### [YOUR GOAL]
Only the lines holding the string "subtitle" are needed. Copy each one.

### [MATERIAL SUPPLIED]

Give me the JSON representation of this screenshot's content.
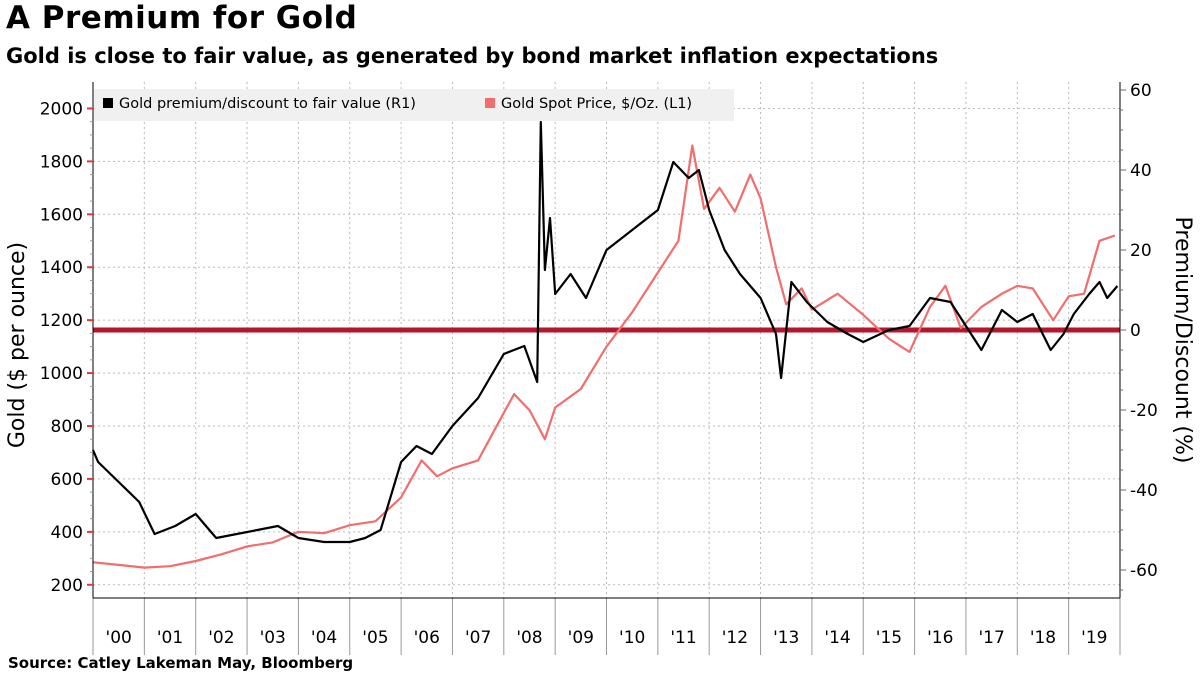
{
  "header": {
    "title": "A Premium for Gold",
    "subtitle": "Gold is close to fair value, as generated by bond market inflation expectations"
  },
  "footer": {
    "source": "Source: Catley Lakeman May, Bloomberg"
  },
  "colors": {
    "gold_price": "#f26d6d",
    "premium": "#000000",
    "zero_line": "#b5162b",
    "grid": "#bbbbbb",
    "tick_left": "#e0393e"
  },
  "chart_data": {
    "type": "line",
    "title": "A Premium for Gold",
    "subtitle": "Gold is close to fair value, as generated by bond market inflation expectations",
    "xlabel": "",
    "x_ticks": [
      "'00",
      "'01",
      "'02",
      "'03",
      "'04",
      "'05",
      "'06",
      "'07",
      "'08",
      "'09",
      "'10",
      "'11",
      "'12",
      "'13",
      "'14",
      "'15",
      "'16",
      "'17",
      "'18",
      "'19"
    ],
    "x_range": [
      2000.0,
      2020.0
    ],
    "y_left": {
      "label": "Gold ($ per ounce)",
      "range": [
        150,
        2100
      ],
      "ticks": [
        200,
        400,
        600,
        800,
        1000,
        1200,
        1400,
        1600,
        1800,
        2000
      ]
    },
    "y_right": {
      "label": "Premium/Discount (%)",
      "range": [
        -67,
        62
      ],
      "ticks": [
        -60,
        -40,
        -20,
        0,
        20,
        40,
        60
      ]
    },
    "legend": {
      "placement": "top-left",
      "entries": [
        "Gold premium/discount to fair value (R1)",
        "Gold Spot Price, $/Oz. (L1)"
      ]
    },
    "reference_line": {
      "axis": "right",
      "value": 0
    },
    "series": [
      {
        "name": "Gold Spot Price, $/Oz. (L1)",
        "axis": "left",
        "x": [
          2000.0,
          2000.5,
          2001.0,
          2001.5,
          2002.0,
          2002.5,
          2003.0,
          2003.5,
          2004.0,
          2004.5,
          2005.0,
          2005.5,
          2006.0,
          2006.4,
          2006.7,
          2007.0,
          2007.5,
          2008.0,
          2008.2,
          2008.5,
          2008.8,
          2009.0,
          2009.5,
          2010.0,
          2010.5,
          2011.0,
          2011.4,
          2011.67,
          2011.9,
          2012.2,
          2012.5,
          2012.8,
          2013.0,
          2013.3,
          2013.5,
          2013.8,
          2014.0,
          2014.5,
          2015.0,
          2015.5,
          2015.9,
          2016.3,
          2016.6,
          2016.9,
          2017.3,
          2017.7,
          2018.0,
          2018.3,
          2018.7,
          2019.0,
          2019.3,
          2019.6,
          2019.9
        ],
        "values": [
          285,
          275,
          265,
          270,
          290,
          315,
          345,
          360,
          400,
          395,
          425,
          440,
          530,
          670,
          610,
          640,
          670,
          850,
          920,
          860,
          750,
          870,
          940,
          1100,
          1230,
          1380,
          1500,
          1860,
          1620,
          1700,
          1610,
          1750,
          1660,
          1400,
          1260,
          1320,
          1240,
          1300,
          1220,
          1130,
          1080,
          1250,
          1330,
          1170,
          1250,
          1300,
          1330,
          1320,
          1200,
          1290,
          1300,
          1500,
          1520
        ]
      },
      {
        "name": "Gold premium/discount to fair value (R1)",
        "axis": "right",
        "x": [
          2000.0,
          2000.1,
          2000.5,
          2000.9,
          2001.2,
          2001.6,
          2002.0,
          2002.4,
          2002.8,
          2003.2,
          2003.6,
          2004.0,
          2004.5,
          2005.0,
          2005.3,
          2005.6,
          2006.0,
          2006.3,
          2006.6,
          2007.0,
          2007.5,
          2008.0,
          2008.4,
          2008.65,
          2008.72,
          2008.8,
          2008.9,
          2009.0,
          2009.3,
          2009.6,
          2010.0,
          2010.5,
          2011.0,
          2011.3,
          2011.6,
          2011.8,
          2012.0,
          2012.3,
          2012.6,
          2013.0,
          2013.3,
          2013.4,
          2013.6,
          2013.9,
          2014.3,
          2014.7,
          2015.0,
          2015.5,
          2015.9,
          2016.3,
          2016.7,
          2016.9,
          2017.3,
          2017.7,
          2018.0,
          2018.3,
          2018.65,
          2018.9,
          2019.1,
          2019.4,
          2019.6,
          2019.75,
          2019.95
        ],
        "values": [
          -30,
          -33,
          -38,
          -43,
          -51,
          -49,
          -46,
          -52,
          -51,
          -50,
          -49,
          -52,
          -53,
          -53,
          -52,
          -50,
          -33,
          -29,
          -31,
          -24,
          -17,
          -6,
          -4,
          -13,
          52,
          15,
          28,
          9,
          14,
          8,
          20,
          25,
          30,
          42,
          38,
          40,
          30,
          20,
          14,
          8,
          -1,
          -12,
          12,
          7,
          2,
          -1,
          -3,
          0,
          1,
          8,
          7,
          3,
          -5,
          5,
          2,
          4,
          -5,
          -1,
          4,
          9,
          12,
          8,
          11
        ]
      }
    ]
  }
}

### [RESULT BELOW]
    "subtitle": "Gold is close to fair value, as generated by bond market inflation expectations"
    "subtitle": "Gold is close to fair value, as generated by bond market inflation expectations",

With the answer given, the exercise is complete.